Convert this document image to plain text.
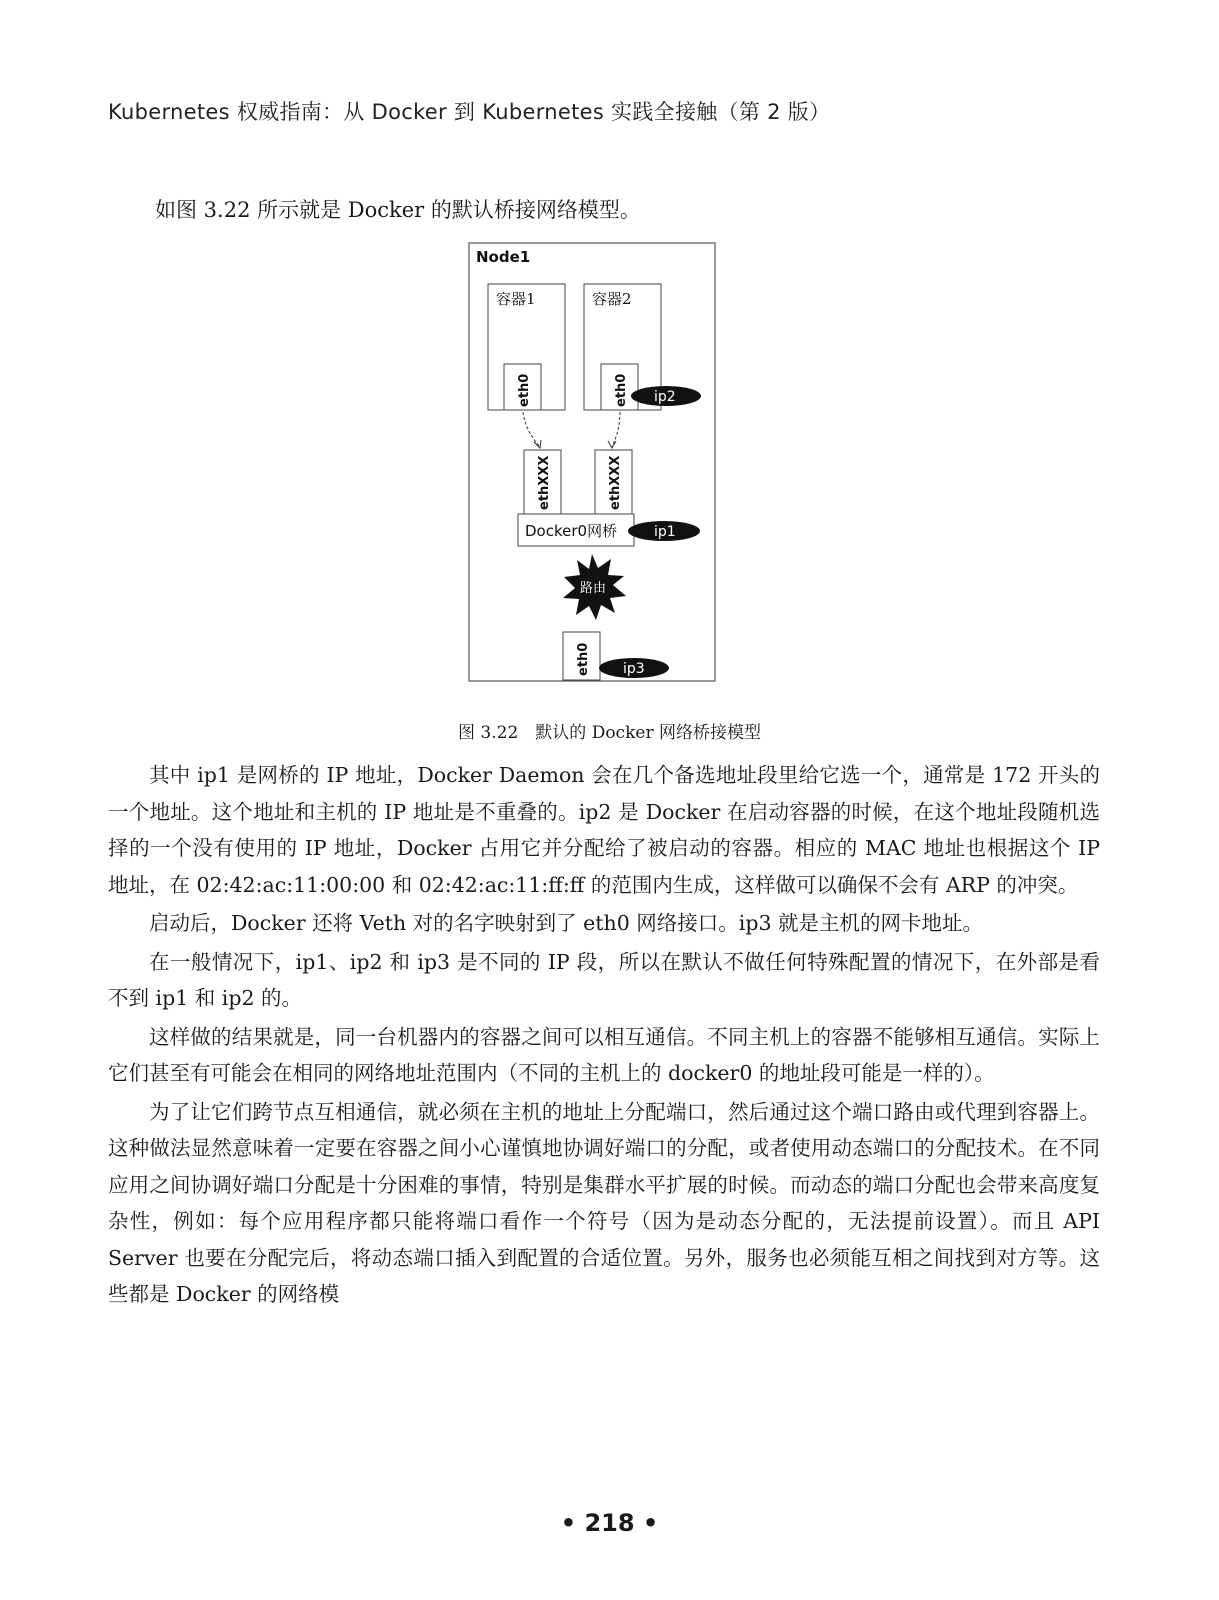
Kubernetes 权威指南：从 Docker 到 Kubernetes 实践全接触（第 2 版）
如图 3.22 所示就是 Docker 的默认桥接网络模型。
Node1
容器1
eth0
容器2
eth0 ip2
ethXXX	ethXXX
Docker0网桥	ip1
路由
eth0 ip3
图 3.22　默认的 Docker 网络桥接模型

其中 ip1 是网桥的 IP 地址，Docker Daemon 会在几个备选地址段里给它选一个，通常是 172 开头的一个地址。这个地址和主机的 IP 地址是不重叠的。ip2 是 Docker 在启动容器的时候，在这个地址段随机选择的一个没有使用的 IP 地址，Docker 占用它并分配给了被启动的容器。相应的 MAC 地址也根据这个 IP 地址，在 02:42:ac:11:00:00 和 02:42:ac:11:ff:ff 的范围内生成，这样做可以确保不会有 ARP 的冲突。

启动后，Docker 还将 Veth 对的名字映射到了 eth0 网络接口。ip3 就是主机的网卡地址。

在一般情况下，ip1、ip2 和 ip3 是不同的 IP 段，所以在默认不做任何特殊配置的情况下，在外部是看不到 ip1 和 ip2 的。

这样做的结果就是，同一台机器内的容器之间可以相互通信。不同主机上的容器不能够相互通信。实际上它们甚至有可能会在相同的网络地址范围内（不同的主机上的 docker0 的地址段可能是一样的）。

为了让它们跨节点互相通信，就必须在主机的地址上分配端口，然后通过这个端口路由或代理到容器上。这种做法显然意味着一定要在容器之间小心谨慎地协调好端口的分配，或者使用动态端口的分配技术。在不同应用之间协调好端口分配是十分困难的事情，特别是集群水平扩展的时候。而动态的端口分配也会带来高度复杂性，例如：每个应用程序都只能将端口看作一个符号（因为是动态分配的，无法提前设置）。而且 API Server 也要在分配完后，将动态端口插入到配置的合适位置。另外，服务也必须能互相之间找到对方等。这些都是 Docker 的网络模

• 218 •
-----
Without the pictures, extract every entry verbatim.

◆ FINISHED TASK:
Convert this document image to plain text.
Kubernetes 权威指南：从 Docker 到 Kubernetes 实践全接触（第 2 版）
如图 3.22 所示就是 Docker 的默认桥接网络模型。
Node1
容器1
eth0
容器2
eth0 ip2
ethXXX	ethXXX
Docker0网桥	ip1
路由
eth0 ip3
图 3.22　默认的 Docker 网络桥接模型

其中 ip1 是网桥的 IP 地址，Docker Daemon 会在几个备选地址段里给它选一个，通常是 172 开头的一个地址。这个地址和主机的 IP 地址是不重叠的。ip2 是 Docker 在启动容器的时候，在这个地址段随机选择的一个没有使用的 IP 地址，Docker 占用它并分配给了被启动的容器。相应的 MAC 地址也根据这个 IP 地址，在 02:42:ac:11:00:00 和 02:42:ac:11:ff:ff 的范围内生成，这样做可以确保不会有 ARP 的冲突。

启动后，Docker 还将 Veth 对的名字映射到了 eth0 网络接口。ip3 就是主机的网卡地址。

在一般情况下，ip1、ip2 和 ip3 是不同的 IP 段，所以在默认不做任何特殊配置的情况下，在外部是看不到 ip1 和 ip2 的。

这样做的结果就是，同一台机器内的容器之间可以相互通信。不同主机上的容器不能够相互通信。实际上它们甚至有可能会在相同的网络地址范围内（不同的主机上的 docker0 的地址段可能是一样的）。

为了让它们跨节点互相通信，就必须在主机的地址上分配端口，然后通过这个端口路由或代理到容器上。这种做法显然意味着一定要在容器之间小心谨慎地协调好端口的分配，或者使用动态端口的分配技术。在不同应用之间协调好端口分配是十分困难的事情，特别是集群水平扩展的时候。而动态的端口分配也会带来高度复杂性，例如：每个应用程序都只能将端口看作一个符号（因为是动态分配的，无法提前设置）。而且 API Server 也要在分配完后，将动态端口插入到配置的合适位置。另外，服务也必须能互相之间找到对方等。这些都是 Docker 的网络模

• 218 •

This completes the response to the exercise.